* _Consigne 1_: Renvoyez telles quelles les lignes de la liste allant de celle qui contient « - expansion-packs-button[interactable]: Пакеты » jusqu'à celle qui contient « - visual-basic-button[interactable]: Visual », ces deux lignes incluses.

* _Texte fourni_:

===

Du 10 au 15 décembre 2009, une délégation américaine était en République populaire démocratique de Corée (RPDC, Corée du Nord) pour y rencontrer des scientifiques et responsables nord-coréens afin de « discuter et identifier les opportunités futures pour des activités de recherche en collaboration dans des domaines d'intérêt mutuel ». Les membres de la délégation, parmi lesquels d'éminents chercheurs, ont été visiblement impressionnés par le talent des jeunes scientifiques nord-coréens, loin de l'image d'un pays reclus et arriéré souvent donnée par les grands médias occidentaux, notamment en France.

===

Données sur les éléments et les régions
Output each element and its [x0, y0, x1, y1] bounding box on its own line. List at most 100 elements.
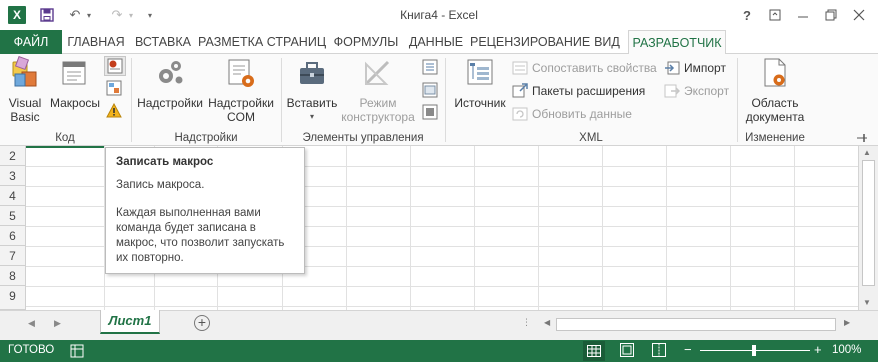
- expansion-packs-button[interactable]: Пакеты расширения: [512, 81, 645, 101]
- help-button[interactable]: ?: [736, 4, 758, 26]
- scroll-down-icon[interactable]: ▼: [863, 298, 871, 307]
- visual-basic-label-2: Basic: [10, 110, 40, 124]
- vertical-scrollbar[interactable]: ▲ ▼: [858, 146, 878, 310]
- row-header[interactable]: 3: [0, 166, 26, 186]
- expansion-packs-label: Пакеты расширения: [532, 84, 646, 98]
- addins-button[interactable]: Надстройки: [136, 56, 204, 110]
- visual-basic-button[interactable]: Visual Basic: [4, 55, 46, 124]
- com-addins-label-2: COM: [227, 110, 255, 124]
- export-button[interactable]: Экспорт: [664, 81, 729, 101]
- new-sheet-button[interactable]: +: [194, 315, 210, 331]
- tab-insert[interactable]: ВСТАВКА: [132, 30, 194, 54]
- zoom-level[interactable]: 100%: [832, 344, 861, 356]
- insert-control-label: Вставить: [286, 96, 338, 110]
- pin-ribbon-icon[interactable]: [856, 132, 868, 144]
- page-layout-view-button[interactable]: [620, 343, 636, 359]
- insert-control-button[interactable]: Вставить ▾: [284, 56, 340, 124]
- import-icon: [664, 60, 680, 76]
- active-cell-indicator: [26, 146, 104, 148]
- zoom-in-button[interactable]: +: [814, 342, 822, 357]
- document-panel-icon: [759, 56, 791, 90]
- record-macro-icon: [107, 58, 123, 74]
- map-properties-button[interactable]: Сопоставить свойства: [512, 58, 657, 78]
- tooltip-line1: Запись макроса.: [116, 179, 205, 191]
- minimize-icon[interactable]: [792, 4, 814, 26]
- zoom-slider[interactable]: [700, 345, 810, 356]
- group-divider: [131, 58, 132, 142]
- properties-icon: [422, 59, 438, 75]
- gears-icon: [154, 56, 186, 90]
- refresh-data-button[interactable]: Обновить данные: [512, 104, 632, 124]
- view-code-icon: [422, 82, 438, 98]
- document-panel-label-2: документа: [745, 110, 805, 124]
- record-macro-button[interactable]: [104, 56, 126, 76]
- com-addins-label-1: Надстройки: [208, 96, 274, 110]
- vertical-scroll-thumb[interactable]: [862, 160, 875, 286]
- com-addins-icon: [225, 56, 257, 90]
- design-mode-label-1: Режим: [359, 96, 397, 110]
- status-ready: ГОТОВО: [8, 344, 55, 356]
- view-code-button[interactable]: [422, 82, 438, 98]
- tooltip-line2: Каждая выполненная вами команда будет за…: [116, 207, 285, 264]
- macros-label: Макросы: [49, 96, 101, 110]
- macros-button[interactable]: Макросы: [47, 56, 103, 110]
- relative-references-button[interactable]: [106, 80, 124, 98]
- scroll-sheets-left-icon[interactable]: ◀: [28, 318, 35, 329]
- properties-button[interactable]: [422, 59, 438, 75]
- scroll-sheets-right-icon[interactable]: ▶: [54, 318, 61, 329]
- row-header[interactable]: 2: [0, 146, 26, 166]
- horizontal-scrollbar[interactable]: ◀ ▶: [540, 317, 858, 333]
- row-header[interactable]: 9: [0, 286, 26, 310]
- tab-page-layout[interactable]: РАЗМЕТКА СТРАНИЦ: [198, 30, 326, 54]
- tab-view[interactable]: ВИД: [590, 30, 624, 54]
- close-icon[interactable]: [848, 4, 870, 26]
- insert-control-dropdown-icon: ▾: [309, 112, 314, 121]
- import-label: Импорт: [684, 61, 726, 75]
- tab-data[interactable]: ДАННЫЕ: [406, 30, 466, 54]
- com-addins-button[interactable]: Надстройки COM: [206, 56, 276, 124]
- page-break-view-button[interactable]: [652, 343, 668, 359]
- row-header[interactable]: 7: [0, 246, 26, 266]
- row-header[interactable]: 8: [0, 266, 26, 286]
- map-properties-label: Сопоставить свойства: [532, 61, 657, 75]
- tab-file[interactable]: ФАЙЛ: [0, 30, 62, 54]
- record-macro-tooltip: Записать макрос Запись макроса. Каждая в…: [105, 147, 305, 274]
- design-mode-icon: [362, 56, 394, 90]
- scroll-up-icon[interactable]: ▲: [863, 148, 871, 157]
- macro-recording-icon[interactable]: [70, 344, 84, 358]
- visual-basic-label-1: Visual: [8, 96, 42, 110]
- macro-security-button[interactable]: [106, 102, 124, 121]
- design-mode-button[interactable]: Режим конструктора: [340, 56, 416, 124]
- zoom-out-button[interactable]: −: [684, 342, 692, 357]
- refresh-data-label: Обновить данные: [532, 107, 632, 121]
- ribbon-display-options-icon[interactable]: [764, 4, 786, 26]
- xml-source-button[interactable]: Источник: [450, 56, 510, 110]
- status-bar: ГОТОВО − + 100%: [0, 340, 878, 362]
- run-dialog-button[interactable]: [422, 104, 438, 120]
- row-header[interactable]: 4: [0, 186, 26, 206]
- group-label-controls: Элементы управления: [302, 132, 424, 144]
- row-header[interactable]: 6: [0, 226, 26, 246]
- restore-icon[interactable]: [820, 4, 842, 26]
- tab-formulas[interactable]: ФОРМУЛЫ: [332, 30, 400, 54]
- new-sheet-plus-icon: +: [197, 314, 207, 330]
- tab-split-handle-icon[interactable]: ⋮: [522, 317, 531, 328]
- horizontal-scroll-thumb[interactable]: [556, 318, 836, 331]
- zoom-slider-thumb[interactable]: [752, 345, 756, 356]
- sheet-tab-active[interactable]: Лист1: [100, 310, 160, 334]
- import-button[interactable]: Импорт: [664, 58, 726, 78]
- row-header[interactable]: 5: [0, 206, 26, 226]
- normal-view-icon: [587, 345, 601, 357]
- group-label-xml: XML: [579, 132, 603, 144]
- tab-review[interactable]: РЕЦЕНЗИРОВАНИЕ: [470, 30, 590, 54]
- document-panel-button[interactable]: Область документа: [742, 56, 808, 124]
- page-layout-view-icon: [620, 343, 634, 357]
- tab-home[interactable]: ГЛАВНАЯ: [64, 30, 128, 54]
- document-panel-label-1: Область: [751, 96, 799, 110]
- scroll-left-icon[interactable]: ◀: [544, 318, 550, 327]
- run-dialog-icon: [422, 104, 438, 120]
- tab-developer[interactable]: РАЗРАБОТЧИК: [628, 30, 726, 55]
- scroll-right-icon[interactable]: ▶: [844, 318, 850, 327]
- normal-view-button[interactable]: [583, 341, 605, 361]
- tooltip-title: Записать макрос: [116, 156, 214, 168]
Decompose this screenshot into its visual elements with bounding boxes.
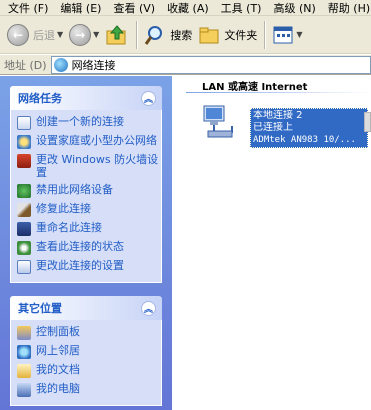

===

* _Consigne 2_: Recopiez intégralement, sans rien modifier, le texte sur la délégation américaine en Corée du Nord.

* _Réponse détaillée 1_:
- expansion-packs-button[interactable]: Пакеты расширения: [512, 81, 645, 101]
- help-button[interactable]: ?: [736, 4, 758, 26]
- scroll-down-icon[interactable]: ▼: [863, 298, 871, 307]
- visual-basic-label-2: Basic: [10, 110, 40, 124]
- vertical-scrollbar[interactable]: ▲ ▼: [858, 146, 878, 310]
- row-header[interactable]: 3: [0, 166, 26, 186]
- expansion-packs-label: Пакеты расширения: [532, 84, 646, 98]
- addins-button[interactable]: Надстройки: [136, 56, 204, 110]
- visual-basic-button[interactable]: Visual Basic: [4, 55, 46, 124]

* _Réponse détaillée 2_:
Du 10 au 15 décembre 2009, une délégation américaine était en République populaire démocratique de Corée (RPDC, Corée du Nord) pour y rencontrer des scientifiques et responsables nord-coréens afin de « discuter et identifier les opportunités futures pour des activités de recherche en collaboration dans des domaines d'intérêt mutuel ». Les membres de la délégation, parmi lesquels d'éminents chercheurs, ont été visiblement impressionnés par le talent des jeunes scientifiques nord-coréens, loin de l'image d'un pays reclus et arriéré souvent donnée par les grands médias occidentaux, notamment en France.